INSTRUCTIONS TO FOLLOW - Records follow. Pull out every line that contains "fifth".

MATERIAL SHOWN -
--------------------

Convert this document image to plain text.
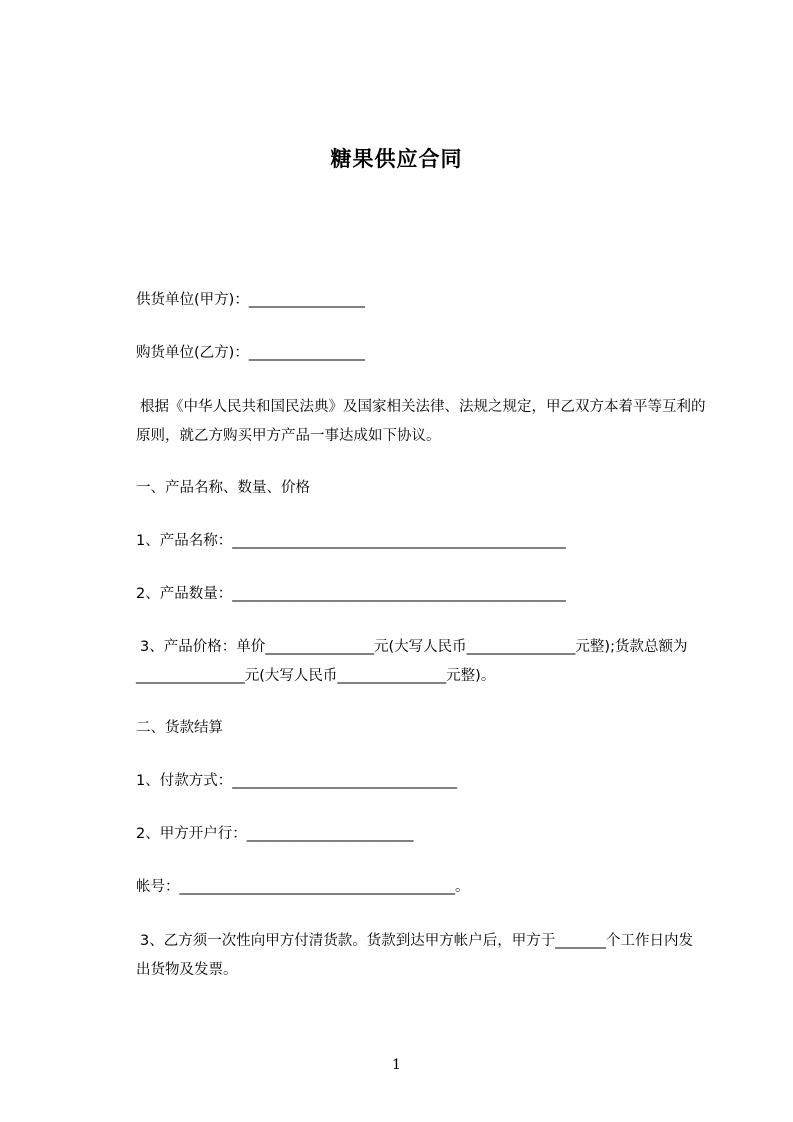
糖果供应合同
供货单位(甲方)：________________
购货单位(乙方)：________________
根据《中华人民共和国民法典》及国家相关法律、法规之规定，甲乙双方本着平等互利的原则，就乙方购买甲方产品一事达成如下协议。
一、产品名称、数量、价格
1、产品名称：______________________________________________
2、产品数量：______________________________________________
3、产品价格：单价_______________元(大写人民币_______________元整);货款总额为_______________元(大写人民币_______________元整)。
二、货款结算
1、付款方式：_______________________________
2、甲方开户行：_______________________
帐号：______________________________________。
3、乙方须一次性向甲方付清货款。货款到达甲方帐户后，甲方于_______个工作日内发出货物及发票。
1
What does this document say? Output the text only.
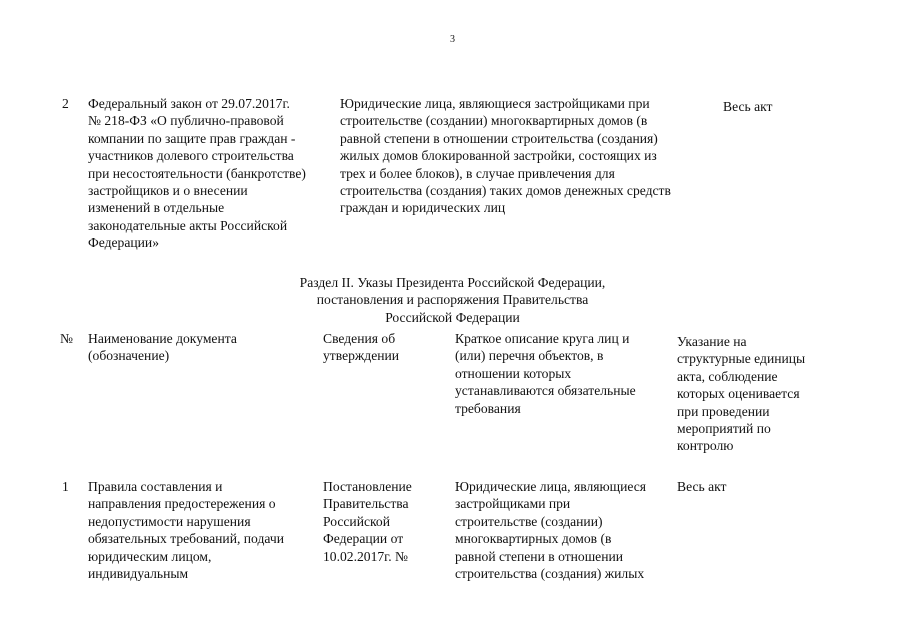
3
2 Федеральный закон от 29.07.2017г.
№ 218-ФЗ «О публично-правовой
компании по защите прав граждан -
участников долевого строительства
при несостоятельности (банкротстве)
застройщиков и о внесении
изменений в отдельные
законодательные акты Российской
Федерации»
Юридические лица, являющиеся застройщиками при
строительстве (создании) многоквартирных домов (в
равной степени в отношении строительства (создания)
жилых домов блокированной застройки, состоящих из
трех и более блоков), в случае привлечения для
строительства (создания) таких домов денежных средств
граждан и юридических лиц
Весь акт
Раздел II. Указы Президента Российской Федерации,
постановления и распоряжения Правительства
Российской Федерации
№ Наименование документа
(обозначение)
Сведения об
утверждении
Краткое описание круга лиц и
(или) перечня объектов, в
отношении которых
устанавливаются обязательные
требования
Указание на
структурные единицы
акта, соблюдение
которых оценивается
при проведении
мероприятий по
контролю
1 Правила составления и
направления предостережения о
недопустимости нарушения
обязательных требований, подачи
юридическим лицом,
индивидуальным
Постановление
Правительства
Российской
Федерации от
10.02.2017г. №
Юридические лица, являющиеся
застройщиками при
строительстве (создании)
многоквартирных домов (в
равной степени в отношении
строительства (создания) жилых
Весь акт
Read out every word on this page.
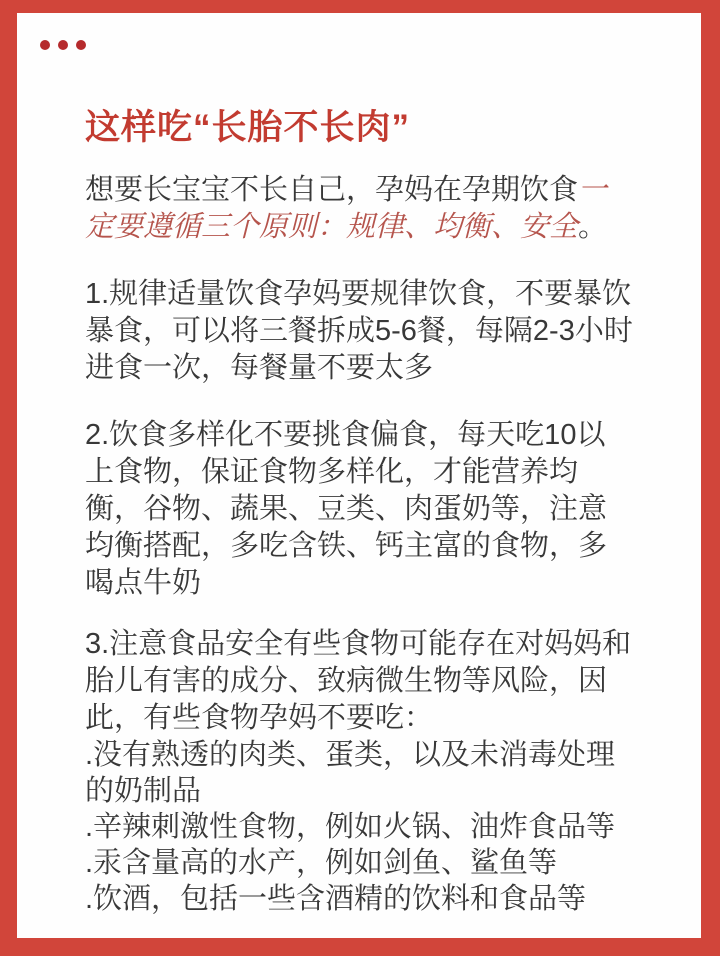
这样吃“长胎不长肉”

想要长宝宝不长自己，孕妈在孕期饮食一定要遵循三个原则：规律、均衡、安全。

1.规律适量饮食孕妈要规律饮食，不要暴饮暴食，可以将三餐拆成5-6餐，每隔2-3小时进食一次，每餐量不要太多

2.饮食多样化不要挑食偏食，每天吃10以上食物，保证食物多样化，才能营养均衡，谷物、蔬果、豆类、肉蛋奶等，注意均衡搭配，多吃含铁、钙主富的食物，多喝点牛奶

3.注意食品安全有些食物可能存在对妈妈和胎儿有害的成分、致病微生物等风险，因此，有些食物孕妈不要吃：

.没有熟透的肉类、蛋类，以及未消毒处理的奶制品
.辛辣刺激性食物，例如火锅、油炸食品等
.汞含量高的水产，例如剑鱼、鲨鱼等
.饮酒，包括一些含酒精的饮料和食品等
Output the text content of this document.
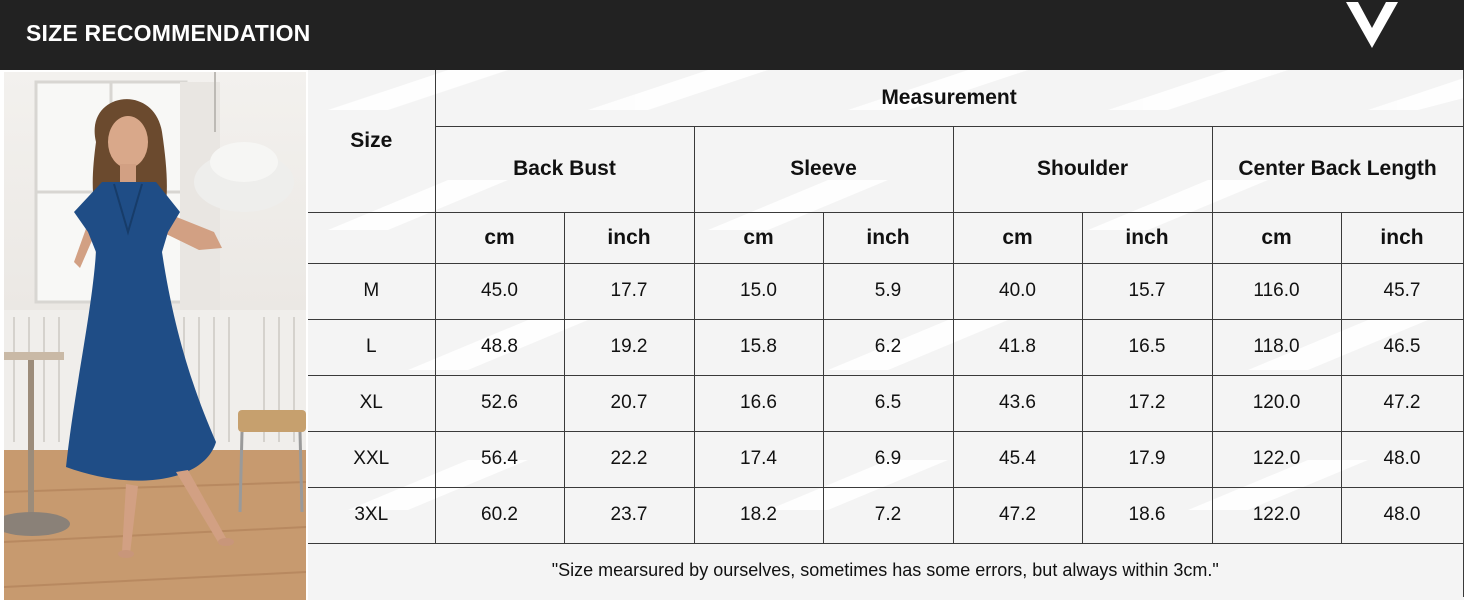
SIZE RECOMMENDATION
Size	Measurement							
	Back Bust		Sleeve		Shoulder		Center Back Length	
	cm	inch	cm	inch	cm	inch	cm	inch
M	45.0	17.7	15.0	5.9	40.0	15.7	116.0	45.7
L	48.8	19.2	15.8	6.2	41.8	16.5	118.0	46.5
XL	52.6	20.7	16.6	6.5	43.6	17.2	120.0	47.2
XXL	56.4	22.2	17.4	6.9	45.4	17.9	122.0	48.0
3XL	60.2	23.7	18.2	7.2	47.2	18.6	122.0	48.0
"Size mearsured by ourselves, sometimes has some errors, but always within 3cm."								
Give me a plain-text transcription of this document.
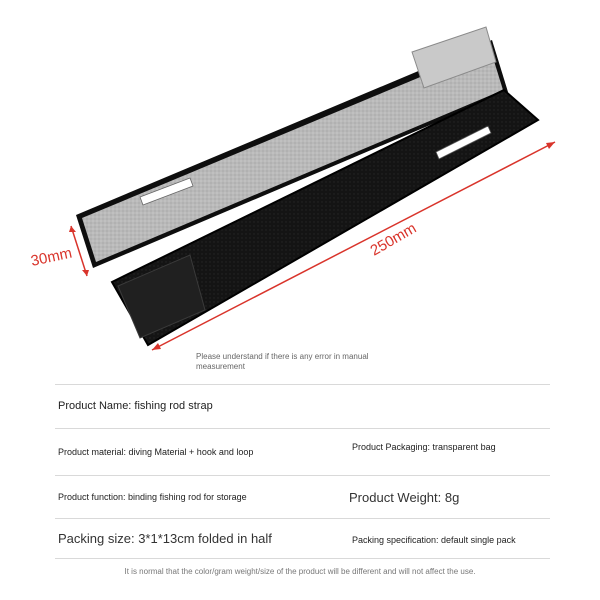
30mm	250mm
Please understand if there is any error in manual measurement
Product Name: fishing rod strap
Product material: diving Material + hook and loop	Product Packaging: transparent bag
Product function: binding fishing rod for storage	Product Weight: 8g
Packing size: 3*1*13cm folded in half	Packing specification: default single pack
It is normal that the color/gram weight/size of the product will be different and will not affect the use.
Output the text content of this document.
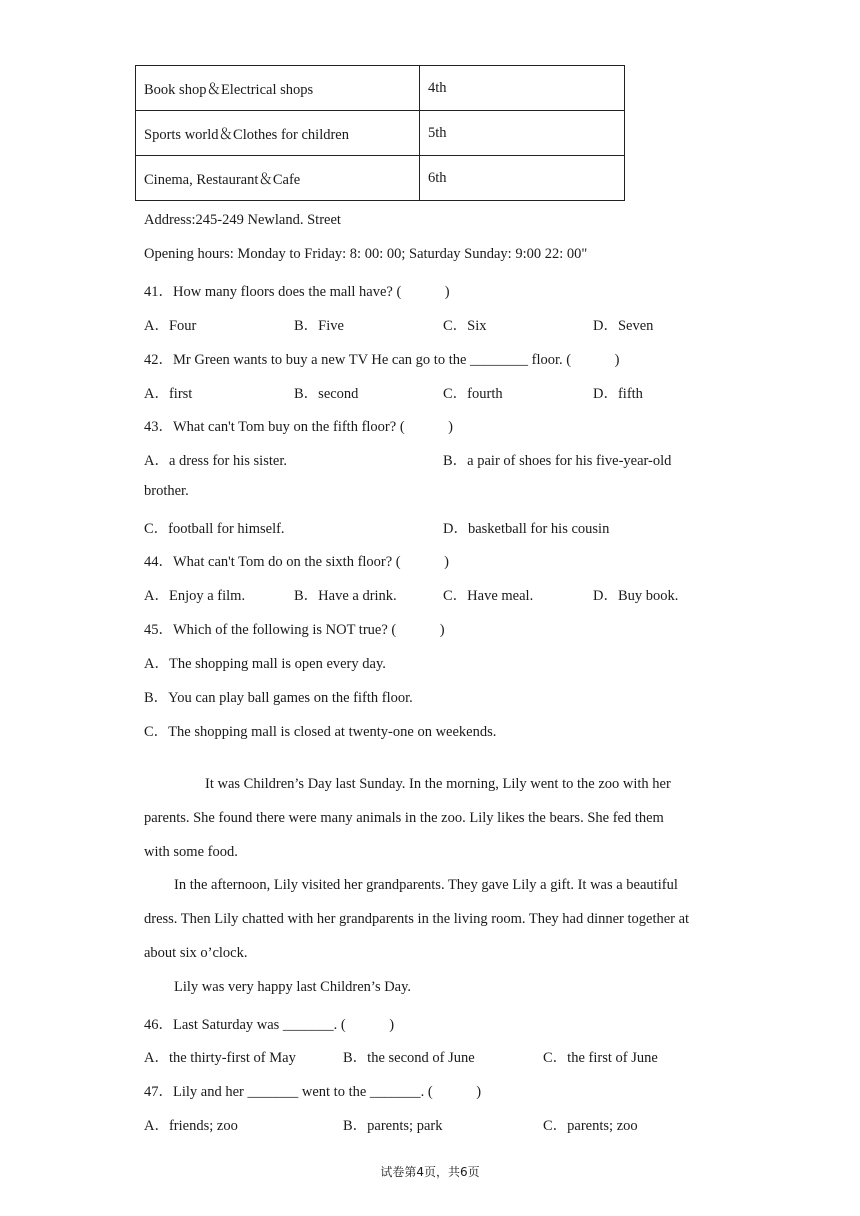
Book shop＆Electrical shops	4th
Sports world＆Clothes for children	5th
Cinema, Restaurant＆Cafe	6th
Address:245-249 Newland. Street
Opening hours: Monday to Friday: 8: 00: 00; Saturday Sunday: 9:00 22: 00"
41．How many floors does the mall have? (　　　)
A．Four	B．Five	C．Six	D．Seven
42．Mr Green wants to buy a new TV He can go to the ________ floor. (　　　)
A．first	B．second	C．fourth	D．fifth
43．What can't Tom buy on the fifth floor? (　　　)
A．a dress for his sister.	B．a pair of shoes for his five-year-old
brother.
C．football for himself.	D．basketball for his cousin
44．What can't Tom do on the sixth floor? (　　　)
A．Enjoy a film.	B．Have a drink.	C．Have meal.	D．Buy book.
45．Which of the following is NOT true? (　　　)
A．The shopping mall is open every day.
B．You can play ball games on the fifth floor.
C．The shopping mall is closed at twenty-one on weekends.
It was Children’s Day last Sunday. In the morning, Lily went to the zoo with her
parents. She found there were many animals in the zoo. Lily likes the bears. She fed them
with some food.
In the afternoon, Lily visited her grandparents. They gave Lily a gift. It was a beautiful
dress. Then Lily chatted with her grandparents in the living room. They had dinner together at
about six o’clock.
Lily was very happy last Children’s Day.
46．Last Saturday was _______. (　　　)
A．the thirty-first of May	B．the second of June	C．the first of June
47．Lily and her _______ went to the _______. (　　　)
A．friends; zoo	B．parents; park	C．parents; zoo
试卷第4页，共6页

--------------------

ANSWER TO THIS EXERCISE -
A．first	B．second	C．fourth	D．fifth
43．What can't Tom buy on the fifth floor? (　　　)
B．You can play ball games on the fifth floor.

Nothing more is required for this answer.